┌──

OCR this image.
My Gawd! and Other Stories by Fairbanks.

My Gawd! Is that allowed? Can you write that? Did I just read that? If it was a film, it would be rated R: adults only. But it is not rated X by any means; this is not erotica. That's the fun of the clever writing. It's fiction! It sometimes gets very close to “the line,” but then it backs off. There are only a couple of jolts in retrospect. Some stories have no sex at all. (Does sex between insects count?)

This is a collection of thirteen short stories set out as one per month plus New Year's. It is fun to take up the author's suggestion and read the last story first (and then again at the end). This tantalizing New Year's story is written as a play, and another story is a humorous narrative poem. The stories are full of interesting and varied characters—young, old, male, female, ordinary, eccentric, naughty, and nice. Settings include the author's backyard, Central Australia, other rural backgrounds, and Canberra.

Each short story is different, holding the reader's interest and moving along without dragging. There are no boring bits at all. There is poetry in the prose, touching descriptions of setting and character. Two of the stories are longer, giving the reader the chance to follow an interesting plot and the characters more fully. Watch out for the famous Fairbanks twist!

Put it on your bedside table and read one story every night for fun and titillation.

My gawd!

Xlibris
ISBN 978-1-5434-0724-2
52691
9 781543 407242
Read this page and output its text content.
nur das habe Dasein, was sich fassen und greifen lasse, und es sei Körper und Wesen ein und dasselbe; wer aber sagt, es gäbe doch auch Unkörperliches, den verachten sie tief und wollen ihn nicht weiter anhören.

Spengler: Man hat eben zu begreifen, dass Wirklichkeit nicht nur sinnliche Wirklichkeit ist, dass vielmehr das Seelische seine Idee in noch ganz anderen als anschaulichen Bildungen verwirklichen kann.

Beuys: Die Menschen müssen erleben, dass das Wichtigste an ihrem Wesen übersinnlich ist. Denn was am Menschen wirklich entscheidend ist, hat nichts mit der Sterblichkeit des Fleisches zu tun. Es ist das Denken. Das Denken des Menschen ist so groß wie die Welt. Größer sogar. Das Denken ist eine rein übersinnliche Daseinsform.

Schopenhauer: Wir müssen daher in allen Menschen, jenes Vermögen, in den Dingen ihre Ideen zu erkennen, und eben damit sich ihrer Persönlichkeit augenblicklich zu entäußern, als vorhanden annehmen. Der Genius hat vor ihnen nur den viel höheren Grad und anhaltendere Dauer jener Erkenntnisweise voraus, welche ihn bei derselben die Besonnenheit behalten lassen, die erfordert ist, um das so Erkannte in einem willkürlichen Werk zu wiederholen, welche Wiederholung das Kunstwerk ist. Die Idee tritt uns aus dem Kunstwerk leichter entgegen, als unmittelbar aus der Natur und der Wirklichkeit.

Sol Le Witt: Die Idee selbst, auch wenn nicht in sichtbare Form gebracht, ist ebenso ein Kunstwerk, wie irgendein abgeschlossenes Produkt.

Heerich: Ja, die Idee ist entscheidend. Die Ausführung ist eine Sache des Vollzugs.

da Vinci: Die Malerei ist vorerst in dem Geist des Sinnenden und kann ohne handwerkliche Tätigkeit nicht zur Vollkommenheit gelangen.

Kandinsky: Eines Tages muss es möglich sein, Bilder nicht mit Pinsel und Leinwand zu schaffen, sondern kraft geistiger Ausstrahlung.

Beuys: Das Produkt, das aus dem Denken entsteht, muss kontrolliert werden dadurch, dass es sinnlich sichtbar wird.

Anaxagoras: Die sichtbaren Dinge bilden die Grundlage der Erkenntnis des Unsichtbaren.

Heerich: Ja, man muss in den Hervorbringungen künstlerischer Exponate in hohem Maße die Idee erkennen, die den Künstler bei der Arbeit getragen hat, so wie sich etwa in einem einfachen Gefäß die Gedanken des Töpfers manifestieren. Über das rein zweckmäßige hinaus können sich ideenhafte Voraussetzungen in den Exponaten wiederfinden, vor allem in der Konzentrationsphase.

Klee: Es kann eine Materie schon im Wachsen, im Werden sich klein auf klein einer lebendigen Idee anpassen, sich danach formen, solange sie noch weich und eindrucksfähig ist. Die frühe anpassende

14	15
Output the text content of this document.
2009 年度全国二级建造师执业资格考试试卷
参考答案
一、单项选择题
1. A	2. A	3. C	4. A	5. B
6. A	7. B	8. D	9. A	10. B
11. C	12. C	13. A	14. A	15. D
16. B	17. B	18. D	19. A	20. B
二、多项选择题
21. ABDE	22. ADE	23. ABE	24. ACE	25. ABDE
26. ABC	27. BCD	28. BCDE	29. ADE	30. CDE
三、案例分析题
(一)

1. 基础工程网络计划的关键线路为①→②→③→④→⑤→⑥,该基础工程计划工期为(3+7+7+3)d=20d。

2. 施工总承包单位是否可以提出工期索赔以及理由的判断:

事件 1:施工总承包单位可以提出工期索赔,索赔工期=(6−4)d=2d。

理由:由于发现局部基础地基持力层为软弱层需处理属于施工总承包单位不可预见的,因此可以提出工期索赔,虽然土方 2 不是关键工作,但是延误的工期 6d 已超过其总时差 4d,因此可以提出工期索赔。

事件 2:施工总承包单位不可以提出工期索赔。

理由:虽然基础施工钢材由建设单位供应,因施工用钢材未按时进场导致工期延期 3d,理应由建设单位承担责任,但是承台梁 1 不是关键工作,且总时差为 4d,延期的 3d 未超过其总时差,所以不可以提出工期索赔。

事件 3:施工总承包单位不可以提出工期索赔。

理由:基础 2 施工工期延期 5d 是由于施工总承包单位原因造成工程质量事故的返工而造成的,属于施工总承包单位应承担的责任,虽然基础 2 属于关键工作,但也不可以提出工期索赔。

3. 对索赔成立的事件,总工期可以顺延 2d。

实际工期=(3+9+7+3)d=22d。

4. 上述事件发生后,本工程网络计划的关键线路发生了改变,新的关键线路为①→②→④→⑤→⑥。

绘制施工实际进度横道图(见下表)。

└──

_Exercise goal_
Produce an exact copy of the whole listing.

_Answer to the problem_
OCR this image.
My Gawd! and Other Stories by Fairbanks.

My Gawd! Is that allowed? Can you write that? Did I just read that? If it was a film, it would be rated R: adults only. But it is not rated X by any means; this is not erotica. That's the fun of the clever writing. It's fiction! It sometimes gets very close to “the line,” but then it backs off. There are only a couple of jolts in retrospect. Some stories have no sex at all. (Does sex between insects count?)

This is a collection of thirteen short stories set out as one per month plus New Year's. It is fun to take up the author's suggestion and read the last story first (and then again at the end). This tantalizing New Year's story is written as a play, and another story is a humorous narrative poem. The stories are full of interesting and varied characters—young, old, male, female, ordinary, eccentric, naughty, and nice. Settings include the author's backyard, Central Australia, other rural backgrounds, and Canberra.

Each short story is different, holding the reader's interest and moving along without dragging. There are no boring bits at all. There is poetry in the prose, touching descriptions of setting and character. Two of the stories are longer, giving the reader the chance to follow an interesting plot and the characters more fully. Watch out for the famous Fairbanks twist!

Put it on your bedside table and read one story every night for fun and titillation.

My gawd!

Xlibris
ISBN 978-1-5434-0724-2
52691
9 781543 407242
Read this page and output its text content.
nur das habe Dasein, was sich fassen und greifen lasse, und es sei Körper und Wesen ein und dasselbe; wer aber sagt, es gäbe doch auch Unkörperliches, den verachten sie tief und wollen ihn nicht weiter anhören.

Spengler: Man hat eben zu begreifen, dass Wirklichkeit nicht nur sinnliche Wirklichkeit ist, dass vielmehr das Seelische seine Idee in noch ganz anderen als anschaulichen Bildungen verwirklichen kann.

Beuys: Die Menschen müssen erleben, dass das Wichtigste an ihrem Wesen übersinnlich ist. Denn was am Menschen wirklich entscheidend ist, hat nichts mit der Sterblichkeit des Fleisches zu tun. Es ist das Denken. Das Denken des Menschen ist so groß wie die Welt. Größer sogar. Das Denken ist eine rein übersinnliche Daseinsform.

Schopenhauer: Wir müssen daher in allen Menschen, jenes Vermögen, in den Dingen ihre Ideen zu erkennen, und eben damit sich ihrer Persönlichkeit augenblicklich zu entäußern, als vorhanden annehmen. Der Genius hat vor ihnen nur den viel höheren Grad und anhaltendere Dauer jener Erkenntnisweise voraus, welche ihn bei derselben die Besonnenheit behalten lassen, die erfordert ist, um das so Erkannte in einem willkürlichen Werk zu wiederholen, welche Wiederholung das Kunstwerk ist. Die Idee tritt uns aus dem Kunstwerk leichter entgegen, als unmittelbar aus der Natur und der Wirklichkeit.

Sol Le Witt: Die Idee selbst, auch wenn nicht in sichtbare Form gebracht, ist ebenso ein Kunstwerk, wie irgendein abgeschlossenes Produkt.

Heerich: Ja, die Idee ist entscheidend. Die Ausführung ist eine Sache des Vollzugs.

da Vinci: Die Malerei ist vorerst in dem Geist des Sinnenden und kann ohne handwerkliche Tätigkeit nicht zur Vollkommenheit gelangen.

Kandinsky: Eines Tages muss es möglich sein, Bilder nicht mit Pinsel und Leinwand zu schaffen, sondern kraft geistiger Ausstrahlung.

Beuys: Das Produkt, das aus dem Denken entsteht, muss kontrolliert werden dadurch, dass es sinnlich sichtbar wird.

Anaxagoras: Die sichtbaren Dinge bilden die Grundlage der Erkenntnis des Unsichtbaren.

Heerich: Ja, man muss in den Hervorbringungen künstlerischer Exponate in hohem Maße die Idee erkennen, die den Künstler bei der Arbeit getragen hat, so wie sich etwa in einem einfachen Gefäß die Gedanken des Töpfers manifestieren. Über das rein zweckmäßige hinaus können sich ideenhafte Voraussetzungen in den Exponaten wiederfinden, vor allem in der Konzentrationsphase.

Klee: Es kann eine Materie schon im Wachsen, im Werden sich klein auf klein einer lebendigen Idee anpassen, sich danach formen, solange sie noch weich und eindrucksfähig ist. Die frühe anpassende

14	15
Output the text content of this document.
2009 年度全国二级建造师执业资格考试试卷
参考答案
一、单项选择题
1. A	2. A	3. C	4. A	5. B
6. A	7. B	8. D	9. A	10. B
11. C	12. C	13. A	14. A	15. D
16. B	17. B	18. D	19. A	20. B
二、多项选择题
21. ABDE	22. ADE	23. ABE	24. ACE	25. ABDE
26. ABC	27. BCD	28. BCDE	29. ADE	30. CDE
三、案例分析题
(一)

1. 基础工程网络计划的关键线路为①→②→③→④→⑤→⑥,该基础工程计划工期为(3+7+7+3)d=20d。

2. 施工总承包单位是否可以提出工期索赔以及理由的判断:

事件 1:施工总承包单位可以提出工期索赔,索赔工期=(6−4)d=2d。

理由:由于发现局部基础地基持力层为软弱层需处理属于施工总承包单位不可预见的,因此可以提出工期索赔,虽然土方 2 不是关键工作,但是延误的工期 6d 已超过其总时差 4d,因此可以提出工期索赔。

事件 2:施工总承包单位不可以提出工期索赔。

理由:虽然基础施工钢材由建设单位供应,因施工用钢材未按时进场导致工期延期 3d,理应由建设单位承担责任,但是承台梁 1 不是关键工作,且总时差为 4d,延期的 3d 未超过其总时差,所以不可以提出工期索赔。

事件 3:施工总承包单位不可以提出工期索赔。

理由:基础 2 施工工期延期 5d 是由于施工总承包单位原因造成工程质量事故的返工而造成的,属于施工总承包单位应承担的责任,虽然基础 2 属于关键工作,但也不可以提出工期索赔。

3. 对索赔成立的事件,总工期可以顺延 2d。

实际工期=(3+9+7+3)d=22d。

4. 上述事件发生后,本工程网络计划的关键线路发生了改变,新的关键线路为①→②→④→⑤→⑥。

绘制施工实际进度横道图(见下表)。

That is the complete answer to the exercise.